MATERIAL FOR THE TASK:
· · · · ·
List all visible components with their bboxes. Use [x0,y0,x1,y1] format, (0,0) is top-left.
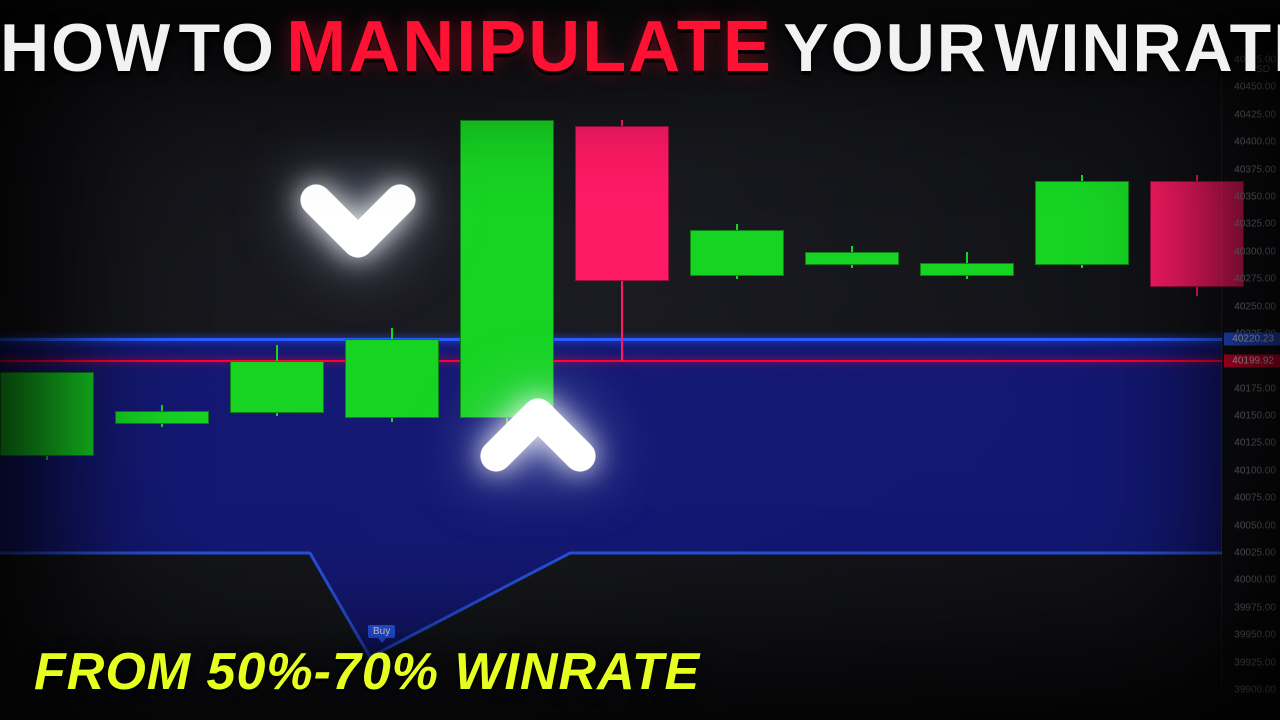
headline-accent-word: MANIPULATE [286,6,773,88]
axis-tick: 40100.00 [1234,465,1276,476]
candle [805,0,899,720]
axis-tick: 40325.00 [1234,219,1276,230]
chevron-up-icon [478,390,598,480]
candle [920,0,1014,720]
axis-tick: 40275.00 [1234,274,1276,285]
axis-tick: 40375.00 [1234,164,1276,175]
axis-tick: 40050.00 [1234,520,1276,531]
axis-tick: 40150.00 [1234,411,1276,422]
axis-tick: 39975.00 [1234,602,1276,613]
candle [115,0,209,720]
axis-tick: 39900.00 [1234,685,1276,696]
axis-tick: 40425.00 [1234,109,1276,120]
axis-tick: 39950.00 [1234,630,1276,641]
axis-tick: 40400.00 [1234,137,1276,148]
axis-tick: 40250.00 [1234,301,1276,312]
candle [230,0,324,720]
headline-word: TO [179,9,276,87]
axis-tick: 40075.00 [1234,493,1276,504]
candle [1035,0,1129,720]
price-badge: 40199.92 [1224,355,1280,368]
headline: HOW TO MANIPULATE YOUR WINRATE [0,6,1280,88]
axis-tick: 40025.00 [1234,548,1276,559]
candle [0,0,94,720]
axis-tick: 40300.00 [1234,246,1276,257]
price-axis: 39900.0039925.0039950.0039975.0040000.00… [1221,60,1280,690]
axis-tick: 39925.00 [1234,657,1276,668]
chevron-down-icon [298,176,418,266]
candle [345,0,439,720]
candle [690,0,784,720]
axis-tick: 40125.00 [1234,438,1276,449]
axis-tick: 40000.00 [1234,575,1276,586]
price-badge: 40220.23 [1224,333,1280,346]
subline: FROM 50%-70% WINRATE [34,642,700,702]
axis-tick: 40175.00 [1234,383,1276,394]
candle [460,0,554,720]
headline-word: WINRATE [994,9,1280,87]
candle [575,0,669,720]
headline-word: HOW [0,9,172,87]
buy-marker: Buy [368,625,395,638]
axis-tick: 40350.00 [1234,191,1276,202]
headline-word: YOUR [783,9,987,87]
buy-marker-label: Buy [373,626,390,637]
· · · · ·
TASK BRIEF: Reproduce every line above word for word, but leave the picture out of your answer.

THE SOLUTION:
List all visible components with their bboxes. Use [x0,y0,x1,y1] format, (0,0) is top-left.
headline-accent-word: MANIPULATE [286,6,773,88]
axis-tick: 40100.00 [1234,465,1276,476]
candle [805,0,899,720]
axis-tick: 40325.00 [1234,219,1276,230]
chevron-up-icon [478,390,598,480]
candle [920,0,1014,720]
axis-tick: 40275.00 [1234,274,1276,285]
axis-tick: 40375.00 [1234,164,1276,175]
axis-tick: 40050.00 [1234,520,1276,531]
axis-tick: 40150.00 [1234,411,1276,422]
axis-tick: 39975.00 [1234,602,1276,613]
candle [115,0,209,720]
axis-tick: 39900.00 [1234,685,1276,696]
axis-tick: 40425.00 [1234,109,1276,120]
axis-tick: 39950.00 [1234,630,1276,641]
axis-tick: 40400.00 [1234,137,1276,148]
axis-tick: 40250.00 [1234,301,1276,312]
candle [230,0,324,720]
headline-word: TO [179,9,276,87]
axis-tick: 40075.00 [1234,493,1276,504]
candle [1035,0,1129,720]
price-badge: 40199.92 [1224,355,1280,368]
headline: HOW TO MANIPULATE YOUR WINRATE [0,6,1280,88]
axis-tick: 40025.00 [1234,548,1276,559]
candle [0,0,94,720]
axis-tick: 40300.00 [1234,246,1276,257]
price-axis: 39900.0039925.0039950.0039975.0040000.00… [1221,60,1280,690]
axis-tick: 39925.00 [1234,657,1276,668]
chevron-down-icon [298,176,418,266]
candle [345,0,439,720]
candle [690,0,784,720]
axis-tick: 40125.00 [1234,438,1276,449]
axis-tick: 40000.00 [1234,575,1276,586]
price-badge: 40220.23 [1224,333,1280,346]
subline: FROM 50%-70% WINRATE [34,642,700,702]
axis-tick: 40175.00 [1234,383,1276,394]
candle [460,0,554,720]
headline-word: WINRATE [994,9,1280,87]
candle [575,0,669,720]
headline-word: HOW [0,9,172,87]
buy-marker: Buy [368,625,395,638]
axis-tick: 40350.00 [1234,191,1276,202]
headline-word: YOUR [783,9,987,87]
buy-marker-label: Buy [373,626,390,637]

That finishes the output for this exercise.